*Directions*:
Scan the data for lines with "приложение" and report the count by itself.

*Given information*:
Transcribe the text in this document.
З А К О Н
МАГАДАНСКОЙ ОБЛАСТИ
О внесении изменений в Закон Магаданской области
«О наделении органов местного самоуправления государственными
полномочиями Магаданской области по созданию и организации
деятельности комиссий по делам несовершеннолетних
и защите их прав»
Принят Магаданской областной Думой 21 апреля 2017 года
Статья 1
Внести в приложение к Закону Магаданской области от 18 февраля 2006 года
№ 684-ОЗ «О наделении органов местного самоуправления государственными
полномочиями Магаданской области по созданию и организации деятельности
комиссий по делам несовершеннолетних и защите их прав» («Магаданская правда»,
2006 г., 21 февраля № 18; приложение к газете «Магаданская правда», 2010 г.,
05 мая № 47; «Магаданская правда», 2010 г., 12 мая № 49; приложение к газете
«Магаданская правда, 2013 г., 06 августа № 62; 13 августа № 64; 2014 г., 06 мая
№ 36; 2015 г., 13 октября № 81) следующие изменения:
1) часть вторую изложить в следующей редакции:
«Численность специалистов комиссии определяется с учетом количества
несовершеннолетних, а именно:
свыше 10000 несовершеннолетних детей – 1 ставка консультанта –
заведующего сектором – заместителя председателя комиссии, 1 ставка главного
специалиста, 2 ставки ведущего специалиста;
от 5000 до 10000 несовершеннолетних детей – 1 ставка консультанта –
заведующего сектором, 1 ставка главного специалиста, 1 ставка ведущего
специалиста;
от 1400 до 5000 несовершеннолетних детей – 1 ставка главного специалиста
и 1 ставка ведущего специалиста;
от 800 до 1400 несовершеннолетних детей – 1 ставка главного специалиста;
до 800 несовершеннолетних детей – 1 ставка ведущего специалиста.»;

*Completed exercise*:
3